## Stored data

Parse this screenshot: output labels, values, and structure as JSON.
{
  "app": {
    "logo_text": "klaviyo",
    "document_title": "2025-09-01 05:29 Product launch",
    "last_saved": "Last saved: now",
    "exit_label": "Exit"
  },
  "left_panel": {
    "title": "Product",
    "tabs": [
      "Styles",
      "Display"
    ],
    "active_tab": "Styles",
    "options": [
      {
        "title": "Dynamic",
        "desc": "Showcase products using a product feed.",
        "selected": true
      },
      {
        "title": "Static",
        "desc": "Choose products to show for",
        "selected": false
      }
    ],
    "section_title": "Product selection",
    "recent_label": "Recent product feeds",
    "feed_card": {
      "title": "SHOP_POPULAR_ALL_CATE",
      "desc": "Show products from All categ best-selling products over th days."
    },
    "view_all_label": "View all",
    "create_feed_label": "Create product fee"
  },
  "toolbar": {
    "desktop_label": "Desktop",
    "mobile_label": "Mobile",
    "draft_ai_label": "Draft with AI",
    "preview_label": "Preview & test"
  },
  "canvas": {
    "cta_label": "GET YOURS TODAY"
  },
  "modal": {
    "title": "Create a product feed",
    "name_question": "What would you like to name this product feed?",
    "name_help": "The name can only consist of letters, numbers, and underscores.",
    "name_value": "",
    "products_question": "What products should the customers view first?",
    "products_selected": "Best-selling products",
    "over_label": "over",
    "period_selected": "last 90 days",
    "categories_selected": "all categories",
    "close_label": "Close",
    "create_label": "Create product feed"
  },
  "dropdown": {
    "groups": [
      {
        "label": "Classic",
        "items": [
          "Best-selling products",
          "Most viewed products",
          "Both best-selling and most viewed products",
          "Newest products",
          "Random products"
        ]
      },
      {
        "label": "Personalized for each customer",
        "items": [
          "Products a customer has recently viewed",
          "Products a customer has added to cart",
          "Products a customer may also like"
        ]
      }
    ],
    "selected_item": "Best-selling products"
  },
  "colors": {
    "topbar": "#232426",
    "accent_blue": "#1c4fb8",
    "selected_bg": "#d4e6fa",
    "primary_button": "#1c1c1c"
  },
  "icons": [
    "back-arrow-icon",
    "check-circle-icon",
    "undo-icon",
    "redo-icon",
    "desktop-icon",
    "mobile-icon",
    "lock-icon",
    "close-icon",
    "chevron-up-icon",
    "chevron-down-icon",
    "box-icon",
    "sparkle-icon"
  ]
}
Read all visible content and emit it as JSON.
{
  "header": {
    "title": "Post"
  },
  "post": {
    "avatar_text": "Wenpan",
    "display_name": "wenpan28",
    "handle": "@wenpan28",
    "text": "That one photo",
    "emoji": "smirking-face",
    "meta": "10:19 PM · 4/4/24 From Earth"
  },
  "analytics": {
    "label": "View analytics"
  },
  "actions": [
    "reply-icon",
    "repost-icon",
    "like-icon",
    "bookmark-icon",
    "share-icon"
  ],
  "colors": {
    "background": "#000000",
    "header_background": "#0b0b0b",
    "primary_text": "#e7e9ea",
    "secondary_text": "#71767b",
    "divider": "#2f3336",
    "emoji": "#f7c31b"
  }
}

## Task instructions
All entries must be repeated verbatim.

## Output of the exercise
Parse this screenshot: output labels, values, and structure as JSON.
{
  "app": {
    "logo_text": "klaviyo",
    "document_title": "2025-09-01 05:29 Product launch",
    "last_saved": "Last saved: now",
    "exit_label": "Exit"
  },
  "left_panel": {
    "title": "Product",
    "tabs": [
      "Styles",
      "Display"
    ],
    "active_tab": "Styles",
    "options": [
      {
        "title": "Dynamic",
        "desc": "Showcase products using a product feed.",
        "selected": true
      },
      {
        "title": "Static",
        "desc": "Choose products to show for",
        "selected": false
      }
    ],
    "section_title": "Product selection",
    "recent_label": "Recent product feeds",
    "feed_card": {
      "title": "SHOP_POPULAR_ALL_CATE",
      "desc": "Show products from All categ best-selling products over th days."
    },
    "view_all_label": "View all",
    "create_feed_label": "Create product fee"
  },
  "toolbar": {
    "desktop_label": "Desktop",
    "mobile_label": "Mobile",
    "draft_ai_label": "Draft with AI",
    "preview_label": "Preview & test"
  },
  "canvas": {
    "cta_label": "GET YOURS TODAY"
  },
  "modal": {
    "title": "Create a product feed",
    "name_question": "What would you like to name this product feed?",
    "name_help": "The name can only consist of letters, numbers, and underscores.",
    "name_value": "",
    "products_question": "What products should the customers view first?",
    "products_selected": "Best-selling products",
    "over_label": "over",
    "period_selected": "last 90 days",
    "categories_selected": "all categories",
    "close_label": "Close",
    "create_label": "Create product feed"
  },
  "dropdown": {
    "groups": [
      {
        "label": "Classic",
        "items": [
          "Best-selling products",
          "Most viewed products",
          "Both best-selling and most viewed products",
          "Newest products",
          "Random products"
        ]
      },
      {
        "label": "Personalized for each customer",
        "items": [
          "Products a customer has recently viewed",
          "Products a customer has added to cart",
          "Products a customer may also like"
        ]
      }
    ],
    "selected_item": "Best-selling products"
  },
  "colors": {
    "topbar": "#232426",
    "accent_blue": "#1c4fb8",
    "selected_bg": "#d4e6fa",
    "primary_button": "#1c1c1c"
  },
  "icons": [
    "back-arrow-icon",
    "check-circle-icon",
    "undo-icon",
    "redo-icon",
    "desktop-icon",
    "mobile-icon",
    "lock-icon",
    "close-icon",
    "chevron-up-icon",
    "chevron-down-icon",
    "box-icon",
    "sparkle-icon"
  ]
}
Read all visible content and emit it as JSON.
{
  "header": {
    "title": "Post"
  },
  "post": {
    "avatar_text": "Wenpan",
    "display_name": "wenpan28",
    "handle": "@wenpan28",
    "text": "That one photo",
    "emoji": "smirking-face",
    "meta": "10:19 PM · 4/4/24 From Earth"
  },
  "analytics": {
    "label": "View analytics"
  },
  "actions": [
    "reply-icon",
    "repost-icon",
    "like-icon",
    "bookmark-icon",
    "share-icon"
  ],
  "colors": {
    "background": "#000000",
    "header_background": "#0b0b0b",
    "primary_text": "#e7e9ea",
    "secondary_text": "#71767b",
    "divider": "#2f3336",
    "emoji": "#f7c31b"
  }
}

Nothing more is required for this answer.